Given records:
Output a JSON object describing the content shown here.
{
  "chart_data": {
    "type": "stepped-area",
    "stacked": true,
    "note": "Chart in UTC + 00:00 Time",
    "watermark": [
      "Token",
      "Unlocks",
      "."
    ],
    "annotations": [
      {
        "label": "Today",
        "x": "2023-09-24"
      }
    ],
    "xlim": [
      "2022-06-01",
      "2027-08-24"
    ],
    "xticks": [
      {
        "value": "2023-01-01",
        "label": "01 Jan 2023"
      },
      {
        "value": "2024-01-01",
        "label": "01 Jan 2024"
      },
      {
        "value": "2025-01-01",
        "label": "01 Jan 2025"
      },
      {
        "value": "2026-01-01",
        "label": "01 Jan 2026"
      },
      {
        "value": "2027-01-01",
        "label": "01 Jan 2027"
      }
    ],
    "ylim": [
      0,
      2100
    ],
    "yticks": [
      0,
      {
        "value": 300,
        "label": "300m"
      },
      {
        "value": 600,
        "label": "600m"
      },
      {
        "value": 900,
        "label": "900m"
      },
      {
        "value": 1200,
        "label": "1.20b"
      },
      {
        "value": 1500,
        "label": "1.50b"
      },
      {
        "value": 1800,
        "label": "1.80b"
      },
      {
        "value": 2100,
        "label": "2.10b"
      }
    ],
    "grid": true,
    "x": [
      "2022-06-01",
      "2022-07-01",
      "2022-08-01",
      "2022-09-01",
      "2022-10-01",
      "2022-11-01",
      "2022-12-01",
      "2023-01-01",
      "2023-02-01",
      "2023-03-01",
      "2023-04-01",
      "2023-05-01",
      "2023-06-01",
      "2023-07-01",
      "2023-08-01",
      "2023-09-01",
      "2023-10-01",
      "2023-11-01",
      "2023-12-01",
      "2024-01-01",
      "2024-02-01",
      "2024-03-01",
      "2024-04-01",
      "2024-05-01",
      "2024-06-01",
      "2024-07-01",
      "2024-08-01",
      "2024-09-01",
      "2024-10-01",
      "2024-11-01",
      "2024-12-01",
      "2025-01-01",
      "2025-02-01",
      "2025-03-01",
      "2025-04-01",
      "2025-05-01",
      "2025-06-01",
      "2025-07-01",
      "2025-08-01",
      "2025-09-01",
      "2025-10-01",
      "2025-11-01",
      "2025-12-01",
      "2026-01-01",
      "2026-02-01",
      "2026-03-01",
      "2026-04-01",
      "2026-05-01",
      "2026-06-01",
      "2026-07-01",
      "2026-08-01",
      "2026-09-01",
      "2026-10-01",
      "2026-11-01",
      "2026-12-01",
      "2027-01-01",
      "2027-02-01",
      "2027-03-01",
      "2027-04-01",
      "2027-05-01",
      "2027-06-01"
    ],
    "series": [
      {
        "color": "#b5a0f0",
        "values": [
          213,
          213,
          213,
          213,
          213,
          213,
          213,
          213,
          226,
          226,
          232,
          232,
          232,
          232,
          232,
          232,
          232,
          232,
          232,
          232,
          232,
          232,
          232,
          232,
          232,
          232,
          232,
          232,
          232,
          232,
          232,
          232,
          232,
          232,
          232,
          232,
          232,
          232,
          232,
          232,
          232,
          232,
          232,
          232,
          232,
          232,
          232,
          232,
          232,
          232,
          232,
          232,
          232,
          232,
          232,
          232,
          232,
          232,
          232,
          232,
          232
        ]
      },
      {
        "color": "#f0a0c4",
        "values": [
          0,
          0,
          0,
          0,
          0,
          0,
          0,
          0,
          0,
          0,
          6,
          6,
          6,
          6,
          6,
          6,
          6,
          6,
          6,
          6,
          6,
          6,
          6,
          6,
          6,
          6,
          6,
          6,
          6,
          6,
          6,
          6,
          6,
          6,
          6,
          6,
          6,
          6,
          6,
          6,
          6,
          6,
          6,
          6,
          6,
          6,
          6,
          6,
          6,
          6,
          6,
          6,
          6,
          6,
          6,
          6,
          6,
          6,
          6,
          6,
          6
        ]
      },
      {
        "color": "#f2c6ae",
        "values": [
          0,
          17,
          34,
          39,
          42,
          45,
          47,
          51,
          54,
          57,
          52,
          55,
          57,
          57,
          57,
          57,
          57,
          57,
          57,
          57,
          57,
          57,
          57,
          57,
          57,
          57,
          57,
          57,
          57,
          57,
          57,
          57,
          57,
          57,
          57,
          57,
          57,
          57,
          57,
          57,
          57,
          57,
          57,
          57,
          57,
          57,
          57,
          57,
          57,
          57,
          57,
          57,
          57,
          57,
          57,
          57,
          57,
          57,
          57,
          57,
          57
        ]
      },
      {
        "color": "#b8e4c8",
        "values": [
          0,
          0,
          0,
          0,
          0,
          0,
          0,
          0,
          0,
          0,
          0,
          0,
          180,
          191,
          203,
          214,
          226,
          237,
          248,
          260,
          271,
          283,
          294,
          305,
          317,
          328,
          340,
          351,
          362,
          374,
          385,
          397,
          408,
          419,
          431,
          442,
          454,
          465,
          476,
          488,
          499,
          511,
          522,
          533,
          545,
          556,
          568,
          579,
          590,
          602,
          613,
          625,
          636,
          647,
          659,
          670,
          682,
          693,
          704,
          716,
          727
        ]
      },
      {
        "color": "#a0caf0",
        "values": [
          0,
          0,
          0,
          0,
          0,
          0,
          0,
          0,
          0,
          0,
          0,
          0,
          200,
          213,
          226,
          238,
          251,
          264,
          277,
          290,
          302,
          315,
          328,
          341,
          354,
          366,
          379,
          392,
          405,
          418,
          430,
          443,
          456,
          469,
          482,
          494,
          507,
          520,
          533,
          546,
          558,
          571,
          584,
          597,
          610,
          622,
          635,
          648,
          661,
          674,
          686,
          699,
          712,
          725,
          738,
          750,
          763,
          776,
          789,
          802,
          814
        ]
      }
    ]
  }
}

Task prompt: Each line in the material above must be retyped without alteration.

Written solution:
Output a JSON object describing the content shown here.
{
  "chart_data": {
    "type": "stepped-area",
    "stacked": true,
    "note": "Chart in UTC + 00:00 Time",
    "watermark": [
      "Token",
      "Unlocks",
      "."
    ],
    "annotations": [
      {
        "label": "Today",
        "x": "2023-09-24"
      }
    ],
    "xlim": [
      "2022-06-01",
      "2027-08-24"
    ],
    "xticks": [
      {
        "value": "2023-01-01",
        "label": "01 Jan 2023"
      },
      {
        "value": "2024-01-01",
        "label": "01 Jan 2024"
      },
      {
        "value": "2025-01-01",
        "label": "01 Jan 2025"
      },
      {
        "value": "2026-01-01",
        "label": "01 Jan 2026"
      },
      {
        "value": "2027-01-01",
        "label": "01 Jan 2027"
      }
    ],
    "ylim": [
      0,
      2100
    ],
    "yticks": [
      0,
      {
        "value": 300,
        "label": "300m"
      },
      {
        "value": 600,
        "label": "600m"
      },
      {
        "value": 900,
        "label": "900m"
      },
      {
        "value": 1200,
        "label": "1.20b"
      },
      {
        "value": 1500,
        "label": "1.50b"
      },
      {
        "value": 1800,
        "label": "1.80b"
      },
      {
        "value": 2100,
        "label": "2.10b"
      }
    ],
    "grid": true,
    "x": [
      "2022-06-01",
      "2022-07-01",
      "2022-08-01",
      "2022-09-01",
      "2022-10-01",
      "2022-11-01",
      "2022-12-01",
      "2023-01-01",
      "2023-02-01",
      "2023-03-01",
      "2023-04-01",
      "2023-05-01",
      "2023-06-01",
      "2023-07-01",
      "2023-08-01",
      "2023-09-01",
      "2023-10-01",
      "2023-11-01",
      "2023-12-01",
      "2024-01-01",
      "2024-02-01",
      "2024-03-01",
      "2024-04-01",
      "2024-05-01",
      "2024-06-01",
      "2024-07-01",
      "2024-08-01",
      "2024-09-01",
      "2024-10-01",
      "2024-11-01",
      "2024-12-01",
      "2025-01-01",
      "2025-02-01",
      "2025-03-01",
      "2025-04-01",
      "2025-05-01",
      "2025-06-01",
      "2025-07-01",
      "2025-08-01",
      "2025-09-01",
      "2025-10-01",
      "2025-11-01",
      "2025-12-01",
      "2026-01-01",
      "2026-02-01",
      "2026-03-01",
      "2026-04-01",
      "2026-05-01",
      "2026-06-01",
      "2026-07-01",
      "2026-08-01",
      "2026-09-01",
      "2026-10-01",
      "2026-11-01",
      "2026-12-01",
      "2027-01-01",
      "2027-02-01",
      "2027-03-01",
      "2027-04-01",
      "2027-05-01",
      "2027-06-01"
    ],
    "series": [
      {
        "color": "#b5a0f0",
        "values": [
          213,
          213,
          213,
          213,
          213,
          213,
          213,
          213,
          226,
          226,
          232,
          232,
          232,
          232,
          232,
          232,
          232,
          232,
          232,
          232,
          232,
          232,
          232,
          232,
          232,
          232,
          232,
          232,
          232,
          232,
          232,
          232,
          232,
          232,
          232,
          232,
          232,
          232,
          232,
          232,
          232,
          232,
          232,
          232,
          232,
          232,
          232,
          232,
          232,
          232,
          232,
          232,
          232,
          232,
          232,
          232,
          232,
          232,
          232,
          232,
          232
        ]
      },
      {
        "color": "#f0a0c4",
        "values": [
          0,
          0,
          0,
          0,
          0,
          0,
          0,
          0,
          0,
          0,
          6,
          6,
          6,
          6,
          6,
          6,
          6,
          6,
          6,
          6,
          6,
          6,
          6,
          6,
          6,
          6,
          6,
          6,
          6,
          6,
          6,
          6,
          6,
          6,
          6,
          6,
          6,
          6,
          6,
          6,
          6,
          6,
          6,
          6,
          6,
          6,
          6,
          6,
          6,
          6,
          6,
          6,
          6,
          6,
          6,
          6,
          6,
          6,
          6,
          6,
          6
        ]
      },
      {
        "color": "#f2c6ae",
        "values": [
          0,
          17,
          34,
          39,
          42,
          45,
          47,
          51,
          54,
          57,
          52,
          55,
          57,
          57,
          57,
          57,
          57,
          57,
          57,
          57,
          57,
          57,
          57,
          57,
          57,
          57,
          57,
          57,
          57,
          57,
          57,
          57,
          57,
          57,
          57,
          57,
          57,
          57,
          57,
          57,
          57,
          57,
          57,
          57,
          57,
          57,
          57,
          57,
          57,
          57,
          57,
          57,
          57,
          57,
          57,
          57,
          57,
          57,
          57,
          57,
          57
        ]
      },
      {
        "color": "#b8e4c8",
        "values": [
          0,
          0,
          0,
          0,
          0,
          0,
          0,
          0,
          0,
          0,
          0,
          0,
          180,
          191,
          203,
          214,
          226,
          237,
          248,
          260,
          271,
          283,
          294,
          305,
          317,
          328,
          340,
          351,
          362,
          374,
          385,
          397,
          408,
          419,
          431,
          442,
          454,
          465,
          476,
          488,
          499,
          511,
          522,
          533,
          545,
          556,
          568,
          579,
          590,
          602,
          613,
          625,
          636,
          647,
          659,
          670,
          682,
          693,
          704,
          716,
          727
        ]
      },
      {
        "color": "#a0caf0",
        "values": [
          0,
          0,
          0,
          0,
          0,
          0,
          0,
          0,
          0,
          0,
          0,
          0,
          200,
          213,
          226,
          238,
          251,
          264,
          277,
          290,
          302,
          315,
          328,
          341,
          354,
          366,
          379,
          392,
          405,
          418,
          430,
          443,
          456,
          469,
          482,
          494,
          507,
          520,
          533,
          546,
          558,
          571,
          584,
          597,
          610,
          622,
          635,
          648,
          661,
          674,
          686,
          699,
          712,
          725,
          738,
          750,
          763,
          776,
          789,
          802,
          814
        ]
      }
    ]
  }
}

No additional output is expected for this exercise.